- **Short exercise**
Report how many lines hold the word "data"; give nothing but the number.

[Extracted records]
================================
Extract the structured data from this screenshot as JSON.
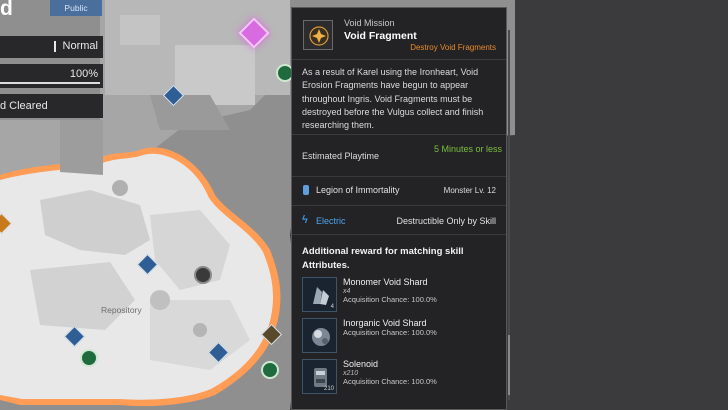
{
  "left_panel": {
    "title_fragment": "d",
    "public_label": "Public",
    "difficulty": "Normal",
    "progress_text": "100%",
    "progress_fraction": 1.0,
    "cleared_text": "d Cleared"
  },
  "map": {
    "repository_label": "Repository",
    "colors": {
      "ground": "#a9a9a9",
      "snow": "#e4e4e4",
      "erosion": "#ff8a3d",
      "background": "#3b3b3d"
    },
    "icons": [
      "void-mission-pin-icon",
      "location-pin-icon",
      "warp-circle-icon"
    ]
  },
  "mission": {
    "type": "Void Mission",
    "name": "Void Fragment",
    "subtitle": "Destroy Void Fragments",
    "description": "As a result of Karel using the Ironheart, Void Erosion Fragments have begun to appear throughout Ingris. Void Fragments must be destroyed before the Vulgus collect and finish researching them.",
    "playtime_label": "Estimated Playtime",
    "playtime_value": "5 Minutes or less",
    "legion": "Legion of Immortality",
    "monster_level": "Monster Lv. 12",
    "attribute": "Electric",
    "attribute_note": "Destructible Only by Skill",
    "reward_title": "Additional reward for matching skill Attributes.",
    "rewards": [
      {
        "name": "Monomer Void Shard",
        "qty": "x4",
        "icon_qty": "4",
        "chance": "Acquisition Chance: 100.0%"
      },
      {
        "name": "Inorganic Void Shard",
        "qty": "",
        "icon_qty": "",
        "chance": "Acquisition Chance: 100.0%"
      },
      {
        "name": "Solenoid",
        "qty": "x210",
        "icon_qty": "210",
        "chance": "Acquisition Chance: 100.0%"
      }
    ],
    "colors": {
      "accent_orange": "#e88a2c",
      "playtime_green": "#7cbd3e",
      "electric_blue": "#4ea3ee"
    }
  }
}
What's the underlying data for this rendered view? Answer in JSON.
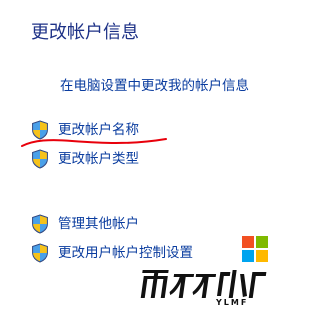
{
  "page": {
    "title": "更改帐户信息"
  },
  "links": {
    "pc_settings": "在电脑设置中更改我的帐户信息",
    "change_name": "更改帐户名称",
    "change_type": "更改帐户类型",
    "manage_other": "管理其他帐户",
    "uac_settings": "更改用户帐户控制设置"
  },
  "watermark": {
    "brand_main": "雨林木风",
    "brand_sub": "YLMF",
    "logo_colors": [
      "#f25022",
      "#7fba00",
      "#00a4ef",
      "#ffb900"
    ]
  },
  "annotation": {
    "color": "#e8000b"
  },
  "icons": {
    "shield": "uac-shield-icon"
  }
}
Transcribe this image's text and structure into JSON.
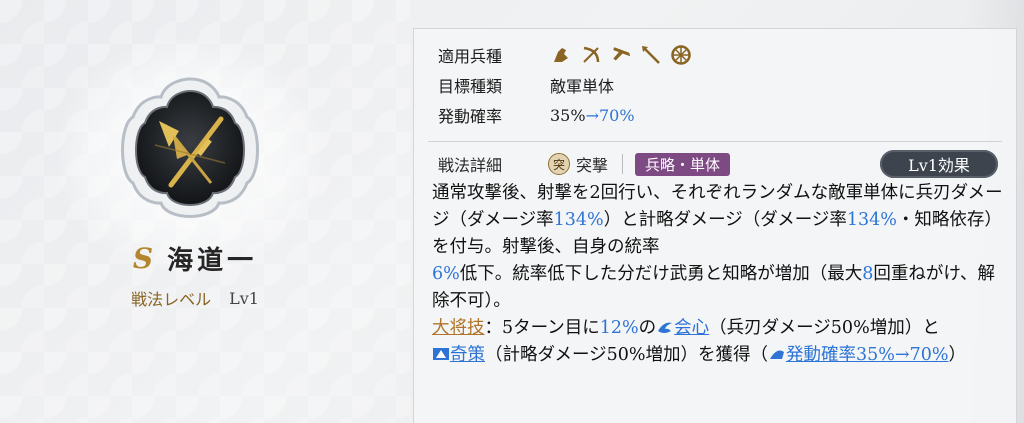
{
  "skill": {
    "rank": "S",
    "name": "海道一",
    "level_label": "戦法レベル",
    "level_value": "Lv1"
  },
  "info": {
    "troop_label": "適用兵種",
    "troop_icons": [
      "cavalry-icon",
      "bow-icon",
      "gun-icon",
      "spear-icon",
      "shield-icon"
    ],
    "target_label": "目標種類",
    "target_value": "敵軍単体",
    "rate_label": "発動確率",
    "rate_base": "35%",
    "rate_arrow": "→",
    "rate_max": "70%"
  },
  "detail": {
    "label": "戦法詳細",
    "type_icon_glyph": "突",
    "type_text": "突撃",
    "tag": "兵略・単体",
    "lv_effect_button": "Lv1効果"
  },
  "description": {
    "p1": "通常攻撃後、射撃を2回行い、それぞれランダムな敵軍単体に兵刃ダメージ（ダメージ率",
    "p1_rate": "134%",
    "p2": "）と計略ダメージ（ダメージ率",
    "p2_rate": "134%",
    "p3": "・知略依存）を付与。射撃後、自身の統率",
    "p3_pct": "6%",
    "p4": "低下。統率低下した分だけ武勇と知略が増加（最大",
    "p4_max": "8",
    "p5": "回重ねがけ、解除不可）。",
    "bonus_label": "大将技",
    "bonus_a": "：5ターン目に",
    "bonus_pct": "12%",
    "bonus_b": "の",
    "crit_label": "会心",
    "bonus_c": "（兵刃ダメージ50%増加）と",
    "strat_label": "奇策",
    "bonus_d": "（計略ダメージ50%増加）を獲得（",
    "rate_link": "発動確率35%→70%",
    "bonus_e": "）"
  },
  "colors": {
    "accent_blue": "#2d74d6",
    "tag_purple": "#7e4a84",
    "gold": "#b5852d"
  }
}
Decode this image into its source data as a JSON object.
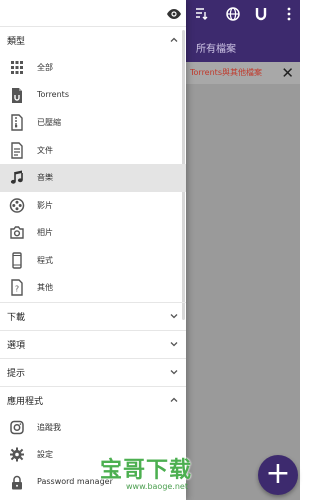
{
  "background_app": {
    "toolbar_title": "所有檔案",
    "banner_text": "Torrents與其他檔案",
    "colors": {
      "toolbar": "#3d2a6e",
      "dim": "#9a9a9a"
    }
  },
  "drawer": {
    "sections": {
      "categories": {
        "title": "類型",
        "expanded": true
      },
      "downloads": {
        "title": "下載",
        "expanded": false
      },
      "options": {
        "title": "選項",
        "expanded": false
      },
      "tips": {
        "title": "提示",
        "expanded": false
      },
      "apps": {
        "title": "應用程式",
        "expanded": true
      }
    },
    "category_items": [
      {
        "label": "全部",
        "icon": "grid-icon"
      },
      {
        "label": "Torrents",
        "icon": "torrent-file-icon"
      },
      {
        "label": "已壓縮",
        "icon": "zip-file-icon"
      },
      {
        "label": "文件",
        "icon": "document-icon"
      },
      {
        "label": "音樂",
        "icon": "music-note-icon"
      },
      {
        "label": "影片",
        "icon": "film-reel-icon"
      },
      {
        "label": "相片",
        "icon": "photo-icon"
      },
      {
        "label": "程式",
        "icon": "phone-icon"
      },
      {
        "label": "其他",
        "icon": "unknown-file-icon"
      }
    ],
    "selected_category": "音樂",
    "app_items": [
      {
        "label": "追蹤我",
        "icon": "instagram-icon"
      },
      {
        "label": "設定",
        "icon": "gear-icon"
      },
      {
        "label": "Password manager",
        "icon": "lock-icon"
      }
    ]
  },
  "watermark": {
    "title": "宝哥下载",
    "url": "www.baoge.net"
  }
}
================================
- **Solution to the exercise**
3